◆ PROBLEM STATEMENT
Copy each line of the entries beneath that contains the word "title".

# start of RECORD EXCERPTS

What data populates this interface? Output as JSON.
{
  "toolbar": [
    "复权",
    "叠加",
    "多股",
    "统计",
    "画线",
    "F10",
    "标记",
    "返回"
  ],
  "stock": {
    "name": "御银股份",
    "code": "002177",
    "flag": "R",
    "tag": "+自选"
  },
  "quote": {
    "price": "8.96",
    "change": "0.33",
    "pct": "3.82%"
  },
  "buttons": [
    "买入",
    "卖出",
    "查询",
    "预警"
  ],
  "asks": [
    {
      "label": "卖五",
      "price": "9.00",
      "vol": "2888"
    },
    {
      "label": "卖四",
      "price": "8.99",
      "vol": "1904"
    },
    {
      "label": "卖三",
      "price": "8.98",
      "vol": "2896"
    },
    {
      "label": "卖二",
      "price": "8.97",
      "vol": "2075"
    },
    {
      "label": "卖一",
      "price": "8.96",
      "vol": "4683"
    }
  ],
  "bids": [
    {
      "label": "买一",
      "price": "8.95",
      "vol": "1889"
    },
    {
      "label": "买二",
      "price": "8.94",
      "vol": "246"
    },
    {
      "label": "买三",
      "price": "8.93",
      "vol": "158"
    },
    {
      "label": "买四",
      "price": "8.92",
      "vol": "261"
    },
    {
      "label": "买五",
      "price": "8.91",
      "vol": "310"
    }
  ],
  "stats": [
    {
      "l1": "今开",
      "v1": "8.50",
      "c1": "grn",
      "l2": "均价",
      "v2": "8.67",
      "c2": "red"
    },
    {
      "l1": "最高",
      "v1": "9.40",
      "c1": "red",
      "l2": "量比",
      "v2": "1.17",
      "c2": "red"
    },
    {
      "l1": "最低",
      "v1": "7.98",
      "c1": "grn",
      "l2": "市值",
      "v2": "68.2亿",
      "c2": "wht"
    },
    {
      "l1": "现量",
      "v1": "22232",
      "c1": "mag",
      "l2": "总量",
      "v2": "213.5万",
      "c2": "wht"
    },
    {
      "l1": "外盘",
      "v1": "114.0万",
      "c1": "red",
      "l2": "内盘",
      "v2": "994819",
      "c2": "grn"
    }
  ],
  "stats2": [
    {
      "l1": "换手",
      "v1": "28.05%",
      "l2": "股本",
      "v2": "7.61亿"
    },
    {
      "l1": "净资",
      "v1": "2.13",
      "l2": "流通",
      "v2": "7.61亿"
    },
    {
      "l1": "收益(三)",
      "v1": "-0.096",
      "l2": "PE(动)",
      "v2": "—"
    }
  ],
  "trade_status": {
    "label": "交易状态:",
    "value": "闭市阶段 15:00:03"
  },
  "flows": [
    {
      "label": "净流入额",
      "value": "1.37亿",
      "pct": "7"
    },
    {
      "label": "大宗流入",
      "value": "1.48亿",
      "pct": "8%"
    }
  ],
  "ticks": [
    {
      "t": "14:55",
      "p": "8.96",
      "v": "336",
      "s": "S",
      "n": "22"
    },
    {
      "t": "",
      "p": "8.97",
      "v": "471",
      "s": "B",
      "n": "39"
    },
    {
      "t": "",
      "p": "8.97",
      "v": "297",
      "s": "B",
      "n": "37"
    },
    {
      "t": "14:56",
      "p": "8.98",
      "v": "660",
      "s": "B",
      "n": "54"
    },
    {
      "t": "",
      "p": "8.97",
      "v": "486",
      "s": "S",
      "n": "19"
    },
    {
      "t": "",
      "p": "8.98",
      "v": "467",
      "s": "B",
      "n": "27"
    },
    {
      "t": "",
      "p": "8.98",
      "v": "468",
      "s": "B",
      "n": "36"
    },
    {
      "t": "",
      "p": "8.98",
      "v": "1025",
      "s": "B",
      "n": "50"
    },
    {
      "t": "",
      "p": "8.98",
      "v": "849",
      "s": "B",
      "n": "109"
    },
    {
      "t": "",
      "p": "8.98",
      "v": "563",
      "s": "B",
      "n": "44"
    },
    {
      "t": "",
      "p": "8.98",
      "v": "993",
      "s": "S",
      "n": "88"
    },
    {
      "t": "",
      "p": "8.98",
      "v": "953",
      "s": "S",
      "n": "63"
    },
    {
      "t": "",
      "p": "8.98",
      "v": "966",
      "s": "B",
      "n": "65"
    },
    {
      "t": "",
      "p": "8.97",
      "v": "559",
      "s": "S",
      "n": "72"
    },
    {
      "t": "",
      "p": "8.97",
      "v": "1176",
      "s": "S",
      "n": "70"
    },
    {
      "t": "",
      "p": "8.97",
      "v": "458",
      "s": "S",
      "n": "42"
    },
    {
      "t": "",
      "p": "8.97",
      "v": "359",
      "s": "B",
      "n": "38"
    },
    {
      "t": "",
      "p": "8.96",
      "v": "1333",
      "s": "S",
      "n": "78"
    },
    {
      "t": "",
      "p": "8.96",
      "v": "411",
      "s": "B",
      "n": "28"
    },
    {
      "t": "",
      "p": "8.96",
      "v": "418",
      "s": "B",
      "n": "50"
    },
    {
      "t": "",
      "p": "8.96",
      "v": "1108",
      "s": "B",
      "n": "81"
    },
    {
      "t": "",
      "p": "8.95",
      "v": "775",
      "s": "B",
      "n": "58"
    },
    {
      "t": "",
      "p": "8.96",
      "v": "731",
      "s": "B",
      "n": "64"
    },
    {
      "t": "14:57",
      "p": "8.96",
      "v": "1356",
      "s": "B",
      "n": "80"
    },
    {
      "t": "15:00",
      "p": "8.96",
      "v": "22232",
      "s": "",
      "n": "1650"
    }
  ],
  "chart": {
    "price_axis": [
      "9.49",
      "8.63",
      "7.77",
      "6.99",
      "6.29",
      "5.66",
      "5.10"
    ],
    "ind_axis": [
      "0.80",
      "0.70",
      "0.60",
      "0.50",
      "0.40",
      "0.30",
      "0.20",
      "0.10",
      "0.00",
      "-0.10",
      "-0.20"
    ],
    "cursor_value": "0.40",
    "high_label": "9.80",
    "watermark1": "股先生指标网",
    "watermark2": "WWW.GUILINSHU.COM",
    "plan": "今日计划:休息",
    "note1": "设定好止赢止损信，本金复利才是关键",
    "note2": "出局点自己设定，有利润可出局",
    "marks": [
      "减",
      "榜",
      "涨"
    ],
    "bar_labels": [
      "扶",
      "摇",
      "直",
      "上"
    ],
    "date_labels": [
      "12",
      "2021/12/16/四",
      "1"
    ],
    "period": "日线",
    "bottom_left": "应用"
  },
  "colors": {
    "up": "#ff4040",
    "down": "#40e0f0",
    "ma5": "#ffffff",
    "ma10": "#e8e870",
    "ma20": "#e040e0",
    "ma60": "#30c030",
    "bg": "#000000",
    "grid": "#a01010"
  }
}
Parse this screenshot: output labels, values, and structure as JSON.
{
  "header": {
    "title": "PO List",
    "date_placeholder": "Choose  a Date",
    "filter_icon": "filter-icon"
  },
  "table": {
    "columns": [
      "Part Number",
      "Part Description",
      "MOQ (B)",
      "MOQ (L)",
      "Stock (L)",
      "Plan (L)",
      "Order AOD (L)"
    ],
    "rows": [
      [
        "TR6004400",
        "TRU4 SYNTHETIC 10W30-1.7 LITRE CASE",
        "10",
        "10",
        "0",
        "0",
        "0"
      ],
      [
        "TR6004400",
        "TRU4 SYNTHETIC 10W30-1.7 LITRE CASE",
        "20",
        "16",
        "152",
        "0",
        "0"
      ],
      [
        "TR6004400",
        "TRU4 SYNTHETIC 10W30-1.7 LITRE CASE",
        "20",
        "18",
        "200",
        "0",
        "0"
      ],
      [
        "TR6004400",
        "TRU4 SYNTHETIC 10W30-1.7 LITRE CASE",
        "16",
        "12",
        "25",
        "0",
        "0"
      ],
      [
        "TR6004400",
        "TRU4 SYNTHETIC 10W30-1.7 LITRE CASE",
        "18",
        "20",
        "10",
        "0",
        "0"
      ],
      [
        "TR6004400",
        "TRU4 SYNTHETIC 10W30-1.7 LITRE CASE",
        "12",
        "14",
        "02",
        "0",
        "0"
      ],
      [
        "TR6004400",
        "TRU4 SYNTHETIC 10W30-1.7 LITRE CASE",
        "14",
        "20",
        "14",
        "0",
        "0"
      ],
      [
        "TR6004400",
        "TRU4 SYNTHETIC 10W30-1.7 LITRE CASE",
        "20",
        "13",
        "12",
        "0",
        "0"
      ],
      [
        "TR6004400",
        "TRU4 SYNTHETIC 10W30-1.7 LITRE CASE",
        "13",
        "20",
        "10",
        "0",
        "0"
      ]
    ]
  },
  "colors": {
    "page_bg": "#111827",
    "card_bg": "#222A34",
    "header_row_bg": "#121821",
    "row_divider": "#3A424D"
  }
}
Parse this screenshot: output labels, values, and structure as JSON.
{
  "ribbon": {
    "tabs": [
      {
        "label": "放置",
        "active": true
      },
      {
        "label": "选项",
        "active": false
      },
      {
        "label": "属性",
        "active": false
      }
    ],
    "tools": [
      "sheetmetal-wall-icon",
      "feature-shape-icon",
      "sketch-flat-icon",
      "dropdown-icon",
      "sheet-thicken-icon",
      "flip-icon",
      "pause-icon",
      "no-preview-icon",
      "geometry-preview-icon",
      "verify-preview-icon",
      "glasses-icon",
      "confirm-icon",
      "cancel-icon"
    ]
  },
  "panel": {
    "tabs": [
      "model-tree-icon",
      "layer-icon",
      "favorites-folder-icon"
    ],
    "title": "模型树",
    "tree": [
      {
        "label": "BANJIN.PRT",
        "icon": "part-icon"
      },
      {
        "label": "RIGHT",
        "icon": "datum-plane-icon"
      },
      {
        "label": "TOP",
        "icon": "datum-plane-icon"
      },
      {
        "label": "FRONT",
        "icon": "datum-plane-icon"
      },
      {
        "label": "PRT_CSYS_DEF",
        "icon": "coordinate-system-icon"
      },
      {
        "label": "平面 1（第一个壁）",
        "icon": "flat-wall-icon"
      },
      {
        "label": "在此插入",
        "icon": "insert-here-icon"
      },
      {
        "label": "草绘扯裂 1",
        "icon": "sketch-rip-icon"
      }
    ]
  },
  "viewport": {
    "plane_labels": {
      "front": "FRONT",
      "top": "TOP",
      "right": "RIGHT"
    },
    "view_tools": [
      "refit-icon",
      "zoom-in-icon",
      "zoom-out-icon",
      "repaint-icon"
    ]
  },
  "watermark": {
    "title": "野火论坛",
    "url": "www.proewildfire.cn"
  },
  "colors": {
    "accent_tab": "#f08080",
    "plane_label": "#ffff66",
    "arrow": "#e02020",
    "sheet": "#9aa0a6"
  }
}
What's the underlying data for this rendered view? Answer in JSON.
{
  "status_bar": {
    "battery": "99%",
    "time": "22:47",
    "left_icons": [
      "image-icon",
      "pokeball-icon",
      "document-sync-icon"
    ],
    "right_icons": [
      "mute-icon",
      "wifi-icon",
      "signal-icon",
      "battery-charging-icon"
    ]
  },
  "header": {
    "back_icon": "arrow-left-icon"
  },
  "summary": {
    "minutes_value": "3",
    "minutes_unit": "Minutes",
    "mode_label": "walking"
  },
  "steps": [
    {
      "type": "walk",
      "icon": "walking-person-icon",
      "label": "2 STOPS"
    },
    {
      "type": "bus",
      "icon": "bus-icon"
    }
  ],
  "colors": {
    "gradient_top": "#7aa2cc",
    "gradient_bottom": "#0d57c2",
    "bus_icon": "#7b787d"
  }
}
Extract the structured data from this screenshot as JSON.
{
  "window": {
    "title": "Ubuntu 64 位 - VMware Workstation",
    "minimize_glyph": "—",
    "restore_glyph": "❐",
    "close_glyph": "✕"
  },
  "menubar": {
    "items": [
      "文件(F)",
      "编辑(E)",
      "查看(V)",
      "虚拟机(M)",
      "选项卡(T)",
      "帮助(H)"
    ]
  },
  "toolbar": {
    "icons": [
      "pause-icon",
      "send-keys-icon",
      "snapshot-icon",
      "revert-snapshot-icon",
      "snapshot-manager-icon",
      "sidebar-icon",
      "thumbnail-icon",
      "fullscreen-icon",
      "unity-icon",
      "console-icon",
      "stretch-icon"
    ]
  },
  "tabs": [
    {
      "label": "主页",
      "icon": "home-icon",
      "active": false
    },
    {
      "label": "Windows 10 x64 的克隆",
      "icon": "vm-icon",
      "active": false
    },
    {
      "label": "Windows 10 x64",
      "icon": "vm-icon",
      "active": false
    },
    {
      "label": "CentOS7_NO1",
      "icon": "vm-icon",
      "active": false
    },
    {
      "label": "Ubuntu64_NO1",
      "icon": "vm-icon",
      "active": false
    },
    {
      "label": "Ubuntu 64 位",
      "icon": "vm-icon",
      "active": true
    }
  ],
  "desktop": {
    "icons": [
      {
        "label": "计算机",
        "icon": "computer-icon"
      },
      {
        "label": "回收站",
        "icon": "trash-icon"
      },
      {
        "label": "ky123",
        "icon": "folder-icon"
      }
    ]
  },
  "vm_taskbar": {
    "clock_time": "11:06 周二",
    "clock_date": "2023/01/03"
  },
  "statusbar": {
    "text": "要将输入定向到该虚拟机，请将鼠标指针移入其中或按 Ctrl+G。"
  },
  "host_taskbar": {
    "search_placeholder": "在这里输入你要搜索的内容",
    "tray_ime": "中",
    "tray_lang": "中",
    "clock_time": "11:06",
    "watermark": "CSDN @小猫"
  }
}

# end of RECORD EXCERPTS

◆ FULL ANSWER
    "title": "PO List",
    "title": "模型树",
    "title": "野火论坛",
    "title": "Ubuntu 64 位 - VMware Workstation",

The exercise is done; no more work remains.